Rewrite everything from the line containing "data-point bbox=[222, 127, 233, 137]" down to the line containing "y-tick-label: 55-64 bbox=[9, 127, 39, 139]", changing "data-point" to "scatter-point" and leaving all else as it stands.

### EXERCISE MATERIAL
────────────────────

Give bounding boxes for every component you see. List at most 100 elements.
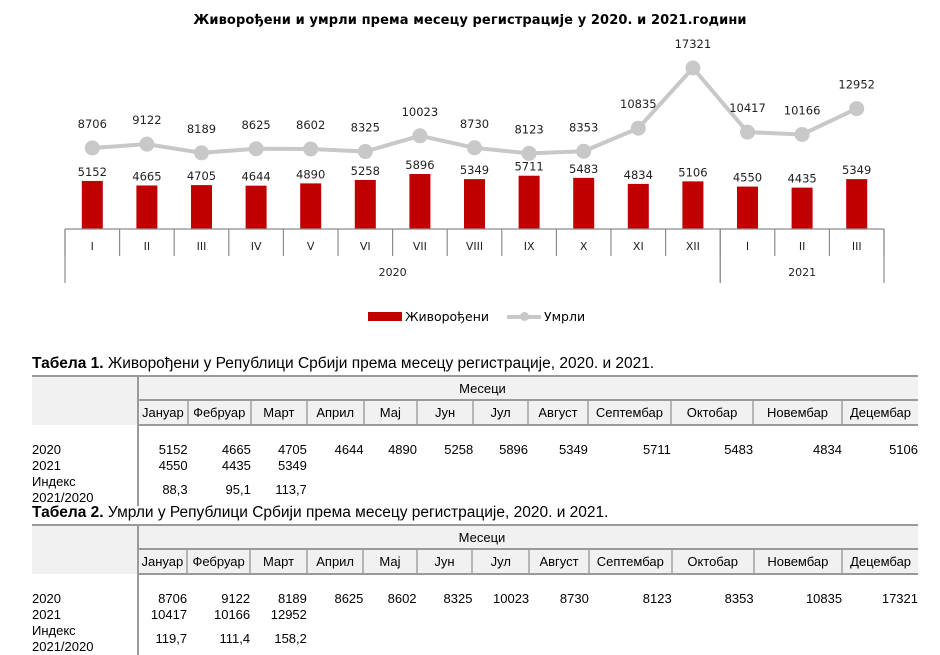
x-tick-label: II [799, 240, 806, 253]
month-header: Октобар [670, 548, 754, 575]
bar-births [354, 179, 376, 229]
cell-value: 8189 [277, 591, 307, 606]
month-header: Август [527, 399, 588, 426]
cell-value: 17321 [881, 591, 918, 606]
cell-value [754, 623, 843, 655]
month-header: Август [528, 548, 589, 575]
line-value-label: 10166 [784, 103, 821, 117]
line-value-label: 12952 [838, 78, 875, 92]
x-tick-label: VII [413, 240, 427, 253]
cell-value: 158,2 [274, 631, 307, 646]
cell-value [307, 607, 364, 623]
table1-caption-number: Табела 1. [32, 355, 104, 372]
table1-caption: Табела 1. Живорођени у Републици Србији … [32, 355, 654, 373]
bar-value-label: 4550 [733, 171, 762, 185]
cell-value: 88,3 [162, 482, 188, 497]
cell-value: 8706 [158, 591, 188, 606]
cell-value [672, 623, 754, 655]
cell-value: 5483 [724, 442, 754, 457]
cell-value: 10023 [493, 591, 530, 606]
bar-value-label: 5258 [351, 164, 380, 178]
cell-value [589, 623, 672, 655]
deaths-point [303, 141, 319, 157]
row-label: Индекс 2021/2020 [32, 474, 140, 506]
cell-value [589, 607, 672, 623]
line-value-label: 9122 [132, 113, 161, 127]
bar-value-label: 4834 [624, 168, 653, 182]
row-label: 2021 [32, 458, 140, 474]
deaths-point [84, 140, 100, 156]
chart-title: Живорођени и умрли према месецу регистра… [193, 13, 747, 28]
group-header: Месеци [138, 375, 918, 400]
x-tick-label: III [197, 240, 207, 253]
bar-value-label: 4705 [187, 169, 216, 183]
month-header: Новембар [752, 399, 842, 426]
x-group-label: 2020 [379, 266, 407, 279]
bar-births [81, 180, 103, 229]
line-value-label: 8602 [296, 118, 325, 132]
bar-births [191, 185, 212, 229]
month-header: Фебруар [186, 399, 251, 426]
header-corner [32, 375, 140, 425]
bar-value-label: 5896 [405, 158, 434, 172]
bar-value-label: 4890 [296, 167, 325, 181]
bar-births [682, 181, 704, 229]
deaths-table: Месеци Јануар Фебруар Март Април Мај Јун Јул Авг… [32, 524, 918, 655]
cell-value [672, 607, 754, 623]
deaths-point [630, 120, 646, 136]
table-row: 2021 10417 10166 12952 [32, 607, 918, 623]
cell-value [671, 474, 753, 506]
month-header: Децембар [841, 548, 918, 575]
cell-value: 4665 [221, 442, 251, 457]
row-label: 2020 [32, 442, 140, 458]
table-row: Индекс 2021/2020 119,7 111,4 158,2 [32, 623, 918, 655]
cell-value [363, 607, 416, 623]
cell-value: 5896 [499, 442, 529, 457]
bar-value-label: 5349 [842, 163, 871, 177]
x-tick-label: V [307, 240, 315, 253]
cell-value [529, 623, 589, 655]
x-tick-label: IV [251, 240, 262, 253]
cell-value [588, 474, 671, 506]
bar-births [791, 187, 813, 229]
month-header: Мај [362, 548, 417, 575]
bar-value-label: 5349 [460, 163, 489, 177]
month-header: Јануар [137, 399, 188, 426]
cell-value [307, 623, 364, 655]
x-tick-label: VIII [466, 240, 483, 253]
row-label: Индекс 2021/2020 [32, 623, 139, 655]
row-label: 2021 [32, 607, 139, 623]
cell-value: 5152 [158, 442, 188, 457]
deaths-point [139, 136, 155, 152]
x-tick-label: I [746, 240, 749, 253]
cell-value: 111,4 [219, 631, 251, 646]
chart-legend: Живорођени Умрли [368, 309, 585, 324]
cell-value: 9122 [221, 591, 251, 606]
cell-value [473, 458, 528, 474]
bar-births [409, 174, 431, 229]
month-header: Децембар [840, 399, 918, 426]
cell-value: 4550 [158, 458, 188, 473]
bar-births [464, 179, 485, 229]
x-tick-label: XI [633, 240, 644, 253]
cell-value: 4644 [334, 442, 364, 457]
cell-value [528, 458, 588, 474]
cell-value [842, 607, 918, 623]
cell-value [753, 458, 842, 474]
x-tick-label: IX [524, 240, 535, 253]
month-header: Септембар [586, 399, 671, 426]
legend-deaths-label: Умрли [543, 309, 586, 324]
cell-value [588, 458, 671, 474]
cell-value: 8123 [642, 591, 672, 606]
deaths-point [576, 143, 592, 159]
cell-value [417, 607, 473, 623]
table-row: 2021 4550 4435 5349 [32, 458, 918, 474]
bar-births [627, 183, 649, 229]
cell-value [417, 623, 473, 655]
bar-value-label: 5152 [78, 165, 107, 179]
line-value-label: 10835 [620, 97, 657, 111]
legend-births-label: Живорођени [405, 309, 489, 324]
bar-births [136, 185, 158, 229]
cell-value: 95,1 [225, 482, 251, 497]
table2-caption-number: Табела 2. [32, 504, 104, 521]
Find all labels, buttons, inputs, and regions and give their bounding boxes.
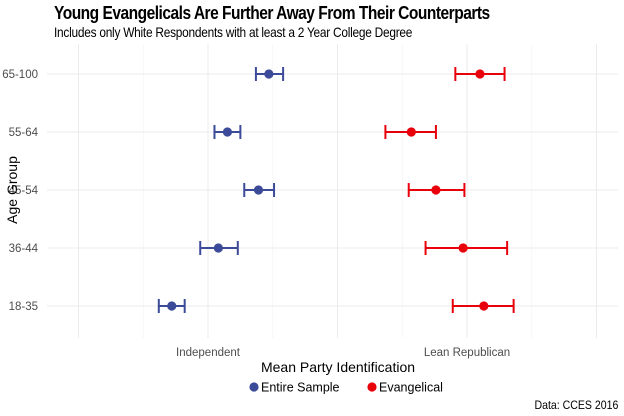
data-point bbox=[222, 127, 233, 137]
legend: Entire Sample Evangelical bbox=[249, 381, 443, 395]
x-axis-title: Mean Party Identification bbox=[261, 359, 415, 375]
chart-caption: Data: CCES 2016 bbox=[534, 398, 618, 412]
data-point bbox=[167, 301, 177, 311]
data-point bbox=[458, 243, 468, 253]
legend-swatch bbox=[367, 382, 377, 392]
chart-subtitle: Includes only White Respondents with at … bbox=[54, 24, 413, 40]
y-tick-label: 55-64 bbox=[9, 127, 39, 139]
data-point bbox=[253, 185, 264, 195]
legend-label: Entire Sample bbox=[261, 381, 340, 395]
data-point bbox=[479, 301, 489, 311]
data-point bbox=[406, 127, 416, 137]
gridlines bbox=[47, 44, 618, 338]
x-tick-label: Lean Republican bbox=[424, 347, 510, 359]
data-point bbox=[475, 69, 485, 79]
data-marks bbox=[157, 67, 515, 313]
x-tick-label: Independent bbox=[176, 347, 241, 359]
chart-title: Young Evangelicals Are Further Away From… bbox=[54, 2, 490, 23]
y-axis-title: Age Group bbox=[4, 156, 20, 224]
data-point bbox=[213, 243, 223, 253]
y-tick-label: 18-35 bbox=[9, 301, 38, 313]
y-tick-label: 45-54 bbox=[9, 185, 39, 197]
axis-ticks: 18-35 36-44 45-54 55-64 65-100 Independent Lea… bbox=[2, 69, 510, 359]
data-point bbox=[264, 69, 274, 79]
legend-swatch bbox=[249, 382, 259, 392]
y-tick-label: 36-44 bbox=[9, 243, 39, 255]
y-tick-label: 65-100 bbox=[2, 69, 38, 81]
data-point bbox=[431, 185, 441, 195]
legend-label: Evangelical bbox=[379, 381, 443, 395]
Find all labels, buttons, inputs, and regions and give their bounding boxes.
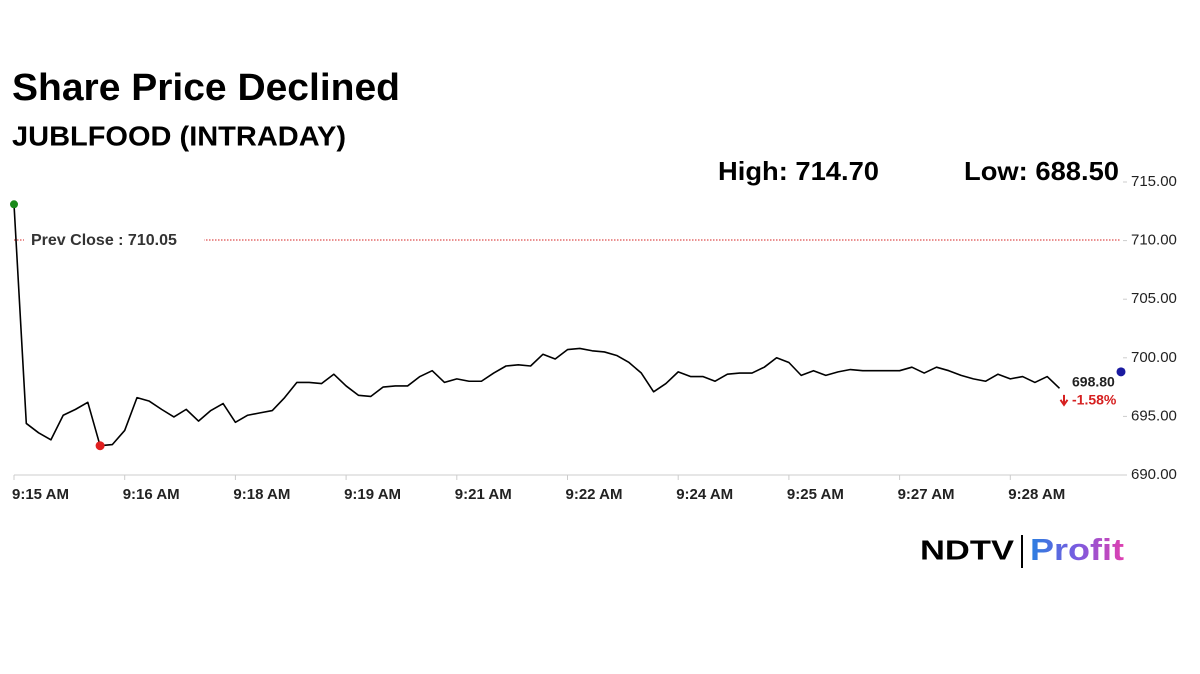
x-tick-label: 9:28 AM xyxy=(1008,486,1065,503)
prev-close-bg xyxy=(24,229,204,252)
chart-subtitle: JUBLFOOD (INTRADAY) xyxy=(12,120,346,151)
logo-profit: Profit xyxy=(1030,532,1124,567)
x-tick-label: 9:22 AM xyxy=(566,486,623,503)
last-value-label: 698.80 xyxy=(1072,374,1115,390)
end-marker xyxy=(1116,367,1126,377)
chart-title: Share Price Declined xyxy=(12,67,400,109)
low-marker xyxy=(95,441,105,451)
start-marker xyxy=(10,200,18,209)
y-tick-label: 700.00 xyxy=(1131,349,1177,366)
y-tick-label: 715.00 xyxy=(1131,173,1177,190)
x-tick-label: 9:15 AM xyxy=(12,486,69,503)
change-label: -1.58% xyxy=(1072,392,1117,408)
low-label: Low: 688.50 xyxy=(964,156,1119,186)
logo: NDTV Profit xyxy=(920,532,1124,568)
high-label: High: 714.70 xyxy=(718,156,879,186)
y-tick-label: 690.00 xyxy=(1131,466,1177,483)
x-tick-label: 9:27 AM xyxy=(898,486,955,503)
prev-close-label: Prev Close : 710.05 xyxy=(31,232,177,249)
y-tick-label: 710.00 xyxy=(1131,232,1177,249)
x-tick-label: 9:21 AM xyxy=(455,486,512,503)
change-arrow xyxy=(1059,394,1069,407)
x-tick-label: 9:24 AM xyxy=(676,486,733,503)
x-tick-label: 9:19 AM xyxy=(344,486,401,503)
y-tick-label: 695.00 xyxy=(1131,407,1177,424)
x-tick-label: 9:16 AM xyxy=(123,486,180,503)
x-tick-label: 9:25 AM xyxy=(787,486,844,503)
y-tick-label: 705.00 xyxy=(1131,290,1177,307)
logo-ndtv: NDTV xyxy=(920,534,1014,565)
x-tick-label: 9:18 AM xyxy=(233,486,290,503)
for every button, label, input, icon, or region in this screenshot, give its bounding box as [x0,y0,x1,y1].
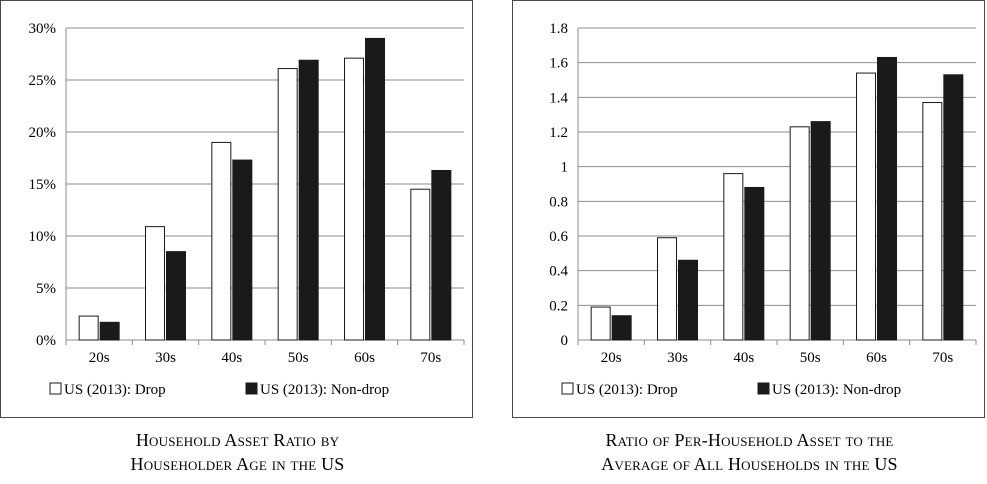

────────────────────

### FINISHED ANSWER
scatter-point bbox=[222, 127, 233, 137]
legend: Entire Sample Evangelical bbox=[249, 381, 443, 395]
x-axis-title: Mean Party Identification bbox=[261, 359, 415, 375]
chart-caption: Data: CCES 2016 bbox=[534, 398, 618, 412]
scatter-point bbox=[167, 301, 177, 311]
scatter-point bbox=[458, 243, 468, 253]
legend-swatch bbox=[367, 382, 377, 392]
chart-subtitle: Includes only White Respondents with at … bbox=[54, 24, 413, 40]
y-tick-label: 55-64 bbox=[9, 127, 39, 139]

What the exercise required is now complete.